= Stated goal =
Omit every image, and transcribe the remaining entries exactly as given.
═══ Working data
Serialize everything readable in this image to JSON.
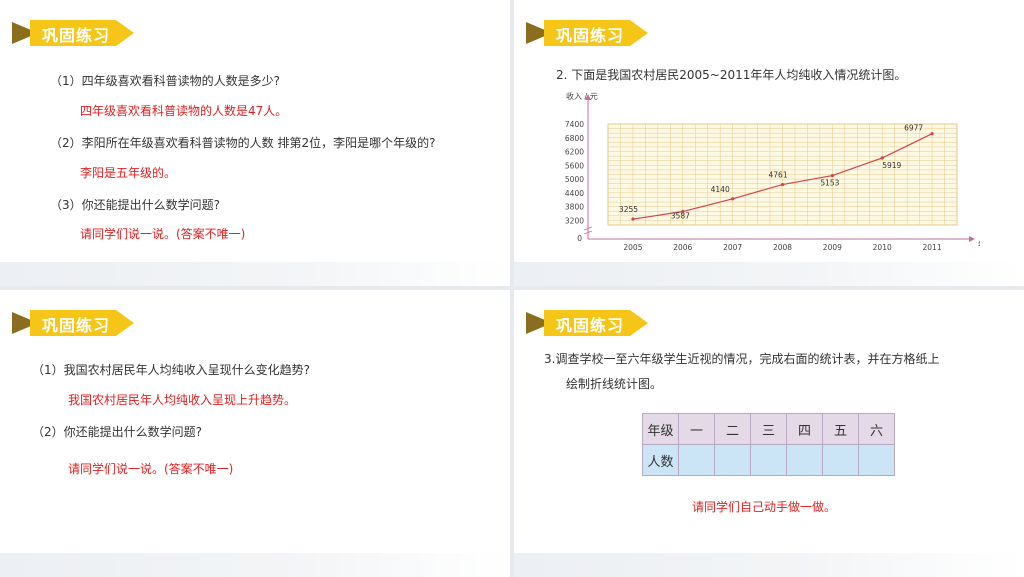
{
  "banner_title": "巩固练习",
  "slide1": {
    "q1": "（1）四年级喜欢看科普读物的人数是多少?",
    "a1": "四年级喜欢看科普读物的人数是47人。",
    "q2": "（2）李阳所在年级喜欢看科普读物的人数 排第2位，李阳是哪个年级的?",
    "a2": "李阳是五年级的。",
    "q3": "（3）你还能提出什么数学问题?",
    "a3": "请同学们说一说。(答案不唯一)"
  },
  "slide2": {
    "question": "2. 下面是我国农村居民2005~2011年年人均纯收入情况统计图。"
  },
  "chart_data": {
    "type": "line",
    "ylabel": "收入 / 元",
    "xlabel": "年份",
    "x": [
      "2005",
      "2006",
      "2007",
      "2008",
      "2009",
      "2010",
      "2011"
    ],
    "values": [
      3255,
      3587,
      4140,
      4761,
      5153,
      5919,
      6977
    ],
    "y_ticks": [
      0,
      3200,
      3800,
      4400,
      5000,
      5600,
      6200,
      6800,
      7400
    ],
    "y_ticks_labels": [
      "0",
      "3200",
      "3800",
      "4400",
      "5000",
      "5600",
      "6200",
      "6800",
      "7400"
    ],
    "ylim": [
      3000,
      7400
    ],
    "grid": true,
    "line_color": "#d0454f",
    "grid_color": "#e7c98a",
    "plot_bg": "#fdf9e4"
  },
  "slide3": {
    "q1": "（1）我国农村居民年人均纯收入呈现什么变化趋势?",
    "a1": "我国农村居民年人均纯收入呈现上升趋势。",
    "q2": "（2）你还能提出什么数学问题?",
    "a2": "请同学们说一说。(答案不唯一)"
  },
  "slide4": {
    "q_line1": "3.调查学校一至六年级学生近视的情况，完成右面的统计表，并在方格纸上",
    "q_line2": "绘制折线统计图。",
    "table": {
      "header": [
        "年级",
        "一",
        "二",
        "三",
        "四",
        "五",
        "六"
      ],
      "row_label": "人数"
    },
    "answer": "请同学们自己动手做一做。"
  },
  "colors": {
    "banner_yellow": "#f5c518",
    "banner_dark": "#8a6d1e",
    "answer_red": "#e02020"
  }
}
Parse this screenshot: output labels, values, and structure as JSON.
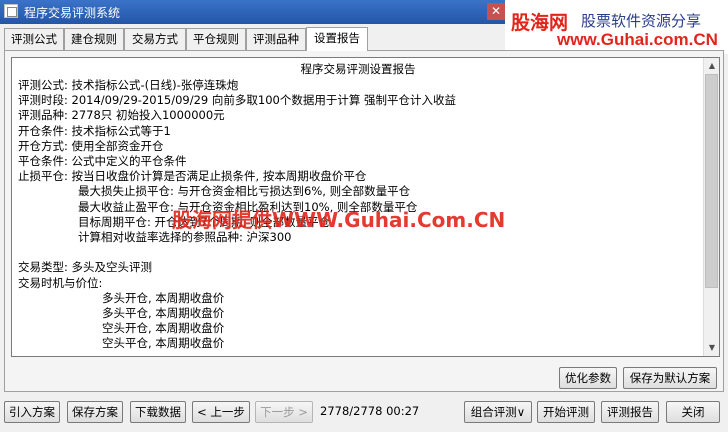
══════
= In response =
Serialize everything readable in this image to JSON.
{
  "banner_title": "巩固练习",
  "slide1": {
    "q1": "（1）四年级喜欢看科普读物的人数是多少?",
    "a1": "四年级喜欢看科普读物的人数是47人。",
    "q2": "（2）李阳所在年级喜欢看科普读物的人数 排第2位，李阳是哪个年级的?",
    "a2": "李阳是五年级的。",
    "q3": "（3）你还能提出什么数学问题?",
    "a3": "请同学们说一说。(答案不唯一)"
  },
  "slide2": {
    "question": "2. 下面是我国农村居民2005~2011年年人均纯收入情况统计图。"
  },
  "chart_data": {
    "type": "line",
    "ylabel": "收入 / 元",
    "xlabel": "年份",
    "x": [
      "2005",
      "2006",
      "2007",
      "2008",
      "2009",
      "2010",
      "2011"
    ],
    "values": [
      3255,
      3587,
      4140,
      4761,
      5153,
      5919,
      6977
    ],
    "y_ticks": [
      0,
      3200,
      3800,
      4400,
      5000,
      5600,
      6200,
      6800,
      7400
    ],
    "y_ticks_labels": [
      "0",
      "3200",
      "3800",
      "4400",
      "5000",
      "5600",
      "6200",
      "6800",
      "7400"
    ],
    "ylim": [
      3000,
      7400
    ],
    "grid": true,
    "line_color": "#d0454f",
    "grid_color": "#e7c98a",
    "plot_bg": "#fdf9e4"
  },
  "slide3": {
    "q1": "（1）我国农村居民年人均纯收入呈现什么变化趋势?",
    "a1": "我国农村居民年人均纯收入呈现上升趋势。",
    "q2": "（2）你还能提出什么数学问题?",
    "a2": "请同学们说一说。(答案不唯一)"
  },
  "slide4": {
    "q_line1": "3.调查学校一至六年级学生近视的情况，完成右面的统计表，并在方格纸上",
    "q_line2": "绘制折线统计图。",
    "table": {
      "header": [
        "年级",
        "一",
        "二",
        "三",
        "四",
        "五",
        "六"
      ],
      "row_label": "人数"
    },
    "answer": "请同学们自己动手做一做。"
  },
  "colors": {
    "banner_yellow": "#f5c518",
    "banner_dark": "#8a6d1e",
    "answer_red": "#e02020"
  }
}
Parse this screenshot: output labels, values, and structure as JSON.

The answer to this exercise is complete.